_Written task_
Without including any pictures, write out all the entries exactly.

- - - - -

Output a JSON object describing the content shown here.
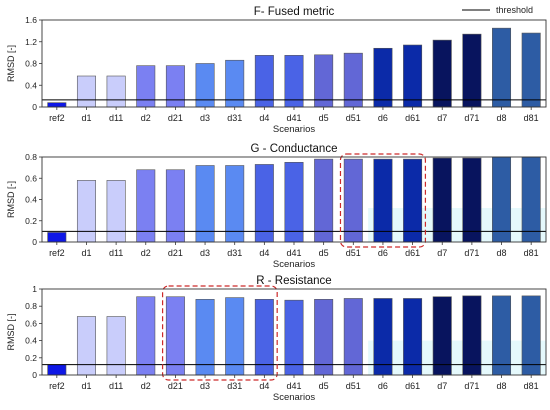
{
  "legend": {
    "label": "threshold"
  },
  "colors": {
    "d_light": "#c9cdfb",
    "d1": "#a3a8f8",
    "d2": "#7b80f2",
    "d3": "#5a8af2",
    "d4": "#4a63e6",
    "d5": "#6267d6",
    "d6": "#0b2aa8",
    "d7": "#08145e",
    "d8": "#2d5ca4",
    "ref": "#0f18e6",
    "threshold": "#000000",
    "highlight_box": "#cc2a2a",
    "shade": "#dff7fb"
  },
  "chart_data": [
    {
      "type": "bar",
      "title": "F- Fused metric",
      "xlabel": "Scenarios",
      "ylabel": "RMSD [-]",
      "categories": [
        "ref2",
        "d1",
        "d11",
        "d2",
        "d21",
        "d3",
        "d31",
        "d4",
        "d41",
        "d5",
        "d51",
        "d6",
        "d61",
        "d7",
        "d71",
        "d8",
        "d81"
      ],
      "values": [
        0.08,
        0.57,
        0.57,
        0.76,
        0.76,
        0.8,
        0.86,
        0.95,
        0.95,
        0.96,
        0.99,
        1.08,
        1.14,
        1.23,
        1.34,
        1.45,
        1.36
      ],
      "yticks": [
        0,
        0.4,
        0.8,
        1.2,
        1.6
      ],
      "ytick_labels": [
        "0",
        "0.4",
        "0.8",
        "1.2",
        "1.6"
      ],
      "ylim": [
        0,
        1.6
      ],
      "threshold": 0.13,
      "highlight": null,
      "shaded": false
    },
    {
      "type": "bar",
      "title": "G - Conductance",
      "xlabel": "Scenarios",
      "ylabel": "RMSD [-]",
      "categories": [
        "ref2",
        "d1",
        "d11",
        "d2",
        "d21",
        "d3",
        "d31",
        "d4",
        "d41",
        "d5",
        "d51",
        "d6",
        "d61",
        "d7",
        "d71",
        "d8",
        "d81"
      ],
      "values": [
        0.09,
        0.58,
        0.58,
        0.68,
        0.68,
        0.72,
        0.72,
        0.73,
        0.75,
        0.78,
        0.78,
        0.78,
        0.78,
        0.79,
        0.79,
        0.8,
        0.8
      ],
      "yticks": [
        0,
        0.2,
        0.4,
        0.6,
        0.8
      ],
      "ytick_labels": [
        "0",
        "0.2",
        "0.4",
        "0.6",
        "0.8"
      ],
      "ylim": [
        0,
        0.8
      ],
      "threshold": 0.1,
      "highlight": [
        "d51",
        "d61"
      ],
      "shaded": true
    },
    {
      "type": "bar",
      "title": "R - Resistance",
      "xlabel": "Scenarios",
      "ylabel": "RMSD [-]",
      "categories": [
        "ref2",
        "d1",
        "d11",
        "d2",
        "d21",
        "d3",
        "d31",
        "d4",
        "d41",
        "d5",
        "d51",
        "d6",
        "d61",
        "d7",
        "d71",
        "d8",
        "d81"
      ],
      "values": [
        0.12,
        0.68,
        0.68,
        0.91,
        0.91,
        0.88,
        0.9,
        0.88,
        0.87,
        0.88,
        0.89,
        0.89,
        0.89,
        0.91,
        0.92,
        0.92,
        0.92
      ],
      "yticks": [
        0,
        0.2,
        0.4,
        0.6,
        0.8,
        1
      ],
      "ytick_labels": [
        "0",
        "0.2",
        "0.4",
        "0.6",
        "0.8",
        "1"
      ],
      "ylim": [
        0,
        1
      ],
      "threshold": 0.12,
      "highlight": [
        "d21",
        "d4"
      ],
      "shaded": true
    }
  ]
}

- - - - -

_Reply to the exercise_
Output a JSON object describing the content shown here.
{
  "legend": {
    "label": "threshold"
  },
  "colors": {
    "d_light": "#c9cdfb",
    "d1": "#a3a8f8",
    "d2": "#7b80f2",
    "d3": "#5a8af2",
    "d4": "#4a63e6",
    "d5": "#6267d6",
    "d6": "#0b2aa8",
    "d7": "#08145e",
    "d8": "#2d5ca4",
    "ref": "#0f18e6",
    "threshold": "#000000",
    "highlight_box": "#cc2a2a",
    "shade": "#dff7fb"
  },
  "chart_data": [
    {
      "type": "bar",
      "title": "F- Fused metric",
      "xlabel": "Scenarios",
      "ylabel": "RMSD [-]",
      "categories": [
        "ref2",
        "d1",
        "d11",
        "d2",
        "d21",
        "d3",
        "d31",
        "d4",
        "d41",
        "d5",
        "d51",
        "d6",
        "d61",
        "d7",
        "d71",
        "d8",
        "d81"
      ],
      "values": [
        0.08,
        0.57,
        0.57,
        0.76,
        0.76,
        0.8,
        0.86,
        0.95,
        0.95,
        0.96,
        0.99,
        1.08,
        1.14,
        1.23,
        1.34,
        1.45,
        1.36
      ],
      "yticks": [
        0,
        0.4,
        0.8,
        1.2,
        1.6
      ],
      "ytick_labels": [
        "0",
        "0.4",
        "0.8",
        "1.2",
        "1.6"
      ],
      "ylim": [
        0,
        1.6
      ],
      "threshold": 0.13,
      "highlight": null,
      "shaded": false
    },
    {
      "type": "bar",
      "title": "G - Conductance",
      "xlabel": "Scenarios",
      "ylabel": "RMSD [-]",
      "categories": [
        "ref2",
        "d1",
        "d11",
        "d2",
        "d21",
        "d3",
        "d31",
        "d4",
        "d41",
        "d5",
        "d51",
        "d6",
        "d61",
        "d7",
        "d71",
        "d8",
        "d81"
      ],
      "values": [
        0.09,
        0.58,
        0.58,
        0.68,
        0.68,
        0.72,
        0.72,
        0.73,
        0.75,
        0.78,
        0.78,
        0.78,
        0.78,
        0.79,
        0.79,
        0.8,
        0.8
      ],
      "yticks": [
        0,
        0.2,
        0.4,
        0.6,
        0.8
      ],
      "ytick_labels": [
        "0",
        "0.2",
        "0.4",
        "0.6",
        "0.8"
      ],
      "ylim": [
        0,
        0.8
      ],
      "threshold": 0.1,
      "highlight": [
        "d51",
        "d61"
      ],
      "shaded": true
    },
    {
      "type": "bar",
      "title": "R - Resistance",
      "xlabel": "Scenarios",
      "ylabel": "RMSD [-]",
      "categories": [
        "ref2",
        "d1",
        "d11",
        "d2",
        "d21",
        "d3",
        "d31",
        "d4",
        "d41",
        "d5",
        "d51",
        "d6",
        "d61",
        "d7",
        "d71",
        "d8",
        "d81"
      ],
      "values": [
        0.12,
        0.68,
        0.68,
        0.91,
        0.91,
        0.88,
        0.9,
        0.88,
        0.87,
        0.88,
        0.89,
        0.89,
        0.89,
        0.91,
        0.92,
        0.92,
        0.92
      ],
      "yticks": [
        0,
        0.2,
        0.4,
        0.6,
        0.8,
        1
      ],
      "ytick_labels": [
        "0",
        "0.2",
        "0.4",
        "0.6",
        "0.8",
        "1"
      ],
      "ylim": [
        0,
        1
      ],
      "threshold": 0.12,
      "highlight": [
        "d21",
        "d4"
      ],
      "shaded": true
    }
  ]
}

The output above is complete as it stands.